• Task
Find the word "Наличие" in the data. Return every line where it appears.

[Data records]
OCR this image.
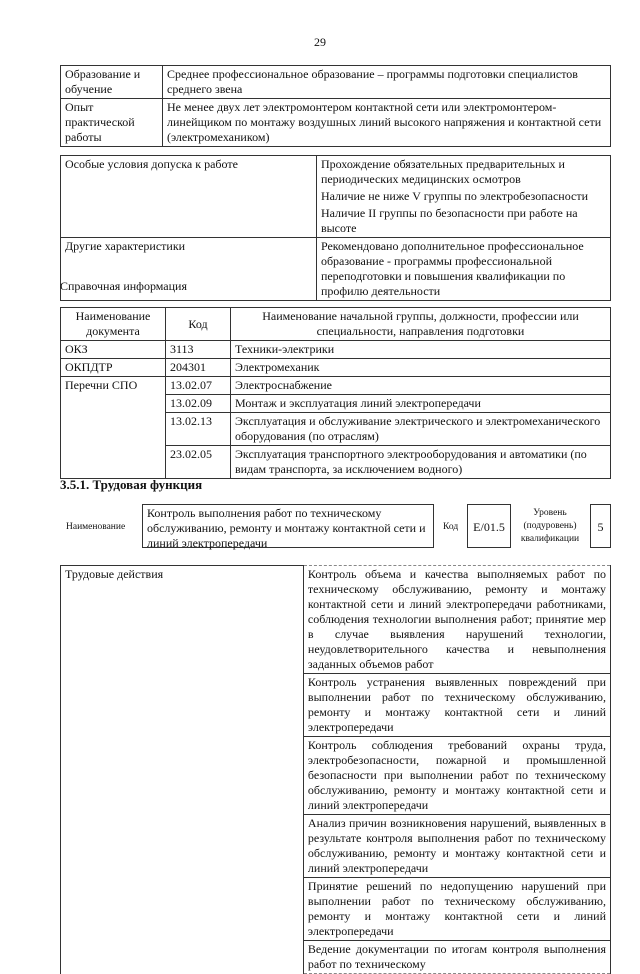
29
Образование и обучение	Среднее профессиональное образование – программы подготовки специалистов среднего звена
Опыт практической работы	Не менее двух лет электромонтером контактной сети или электромонтером-линейщиком по монтажу воздушных линий высокого напряжения и контактной сети (электромехаником)
Особые условия допуска к работе	Прохождение обязательных предварительных и периодических медицинских осмотров
	Наличие не ниже V группы по электробезопасности
	Наличие II группы по безопасности при работе на высоте
Другие характеристики	Рекомендовано дополнительное профессиональное образование - программы профессиональной переподготовки и повышения квалификации по профилю деятельности
Справочная информация
Наименование документа	Код	Наименование начальной группы, должности, профессии или специальности, направления подготовки
ОКЗ	3113	Техники-электрики
ОКПДТР	204301	Электромеханик
Перечни СПО	13.02.07	Электроснабжение
	13.02.09	Монтаж и эксплуатация линий электропередачи
	13.02.13	Эксплуатация и обслуживание электрического и электромеханического оборудования (по отраслям)
	23.02.05	Эксплуатация транспортного электрооборудования и автоматики (по видам транспорта, за исключением водного)
3.5.1. Трудовая функция
Наименование
Контроль выполнения работ по техническому обслуживанию, ремонту и монтажу контактной сети и линий электропередачи
Код	E/01.5
Уровень (подуровень) квалификации
5
Трудовые действия	Контроль объема и качества выполняемых работ по техническому обслуживанию, ремонту и монтажу контактной сети и линий электропередачи работниками, соблюдения технологии выполнения работ; принятие мер в случае выявления нарушений технологии, неудовлетворительного качества и невыполнения заданных объемов работ
Контроль устранения выявленных повреждений при выполнении работ по техническому обслуживанию, ремонту и монтажу контактной сети и линий электропередачи
Контроль соблюдения требований охраны труда, электробезопасности, пожарной и промышленной безопасности при выполнении работ по техническому обслуживанию, ремонту и монтажу контактной сети и линий электропередачи
Анализ причин возникновения нарушений, выявленных в результате контроля выполнения работ по техническому обслуживанию, ремонту и монтажу контактной сети и линий электропередачи
Принятие решений по недопущению нарушений при выполнении работ по техническому обслуживанию, ремонту и монтажу контактной сети и линий электропередачи
Ведение документации по итогам контроля выполнения работ по техническому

• Solution for this problem
	Наличие не ниже V группы по электробезопасности
	Наличие II группы по безопасности при работе на высоте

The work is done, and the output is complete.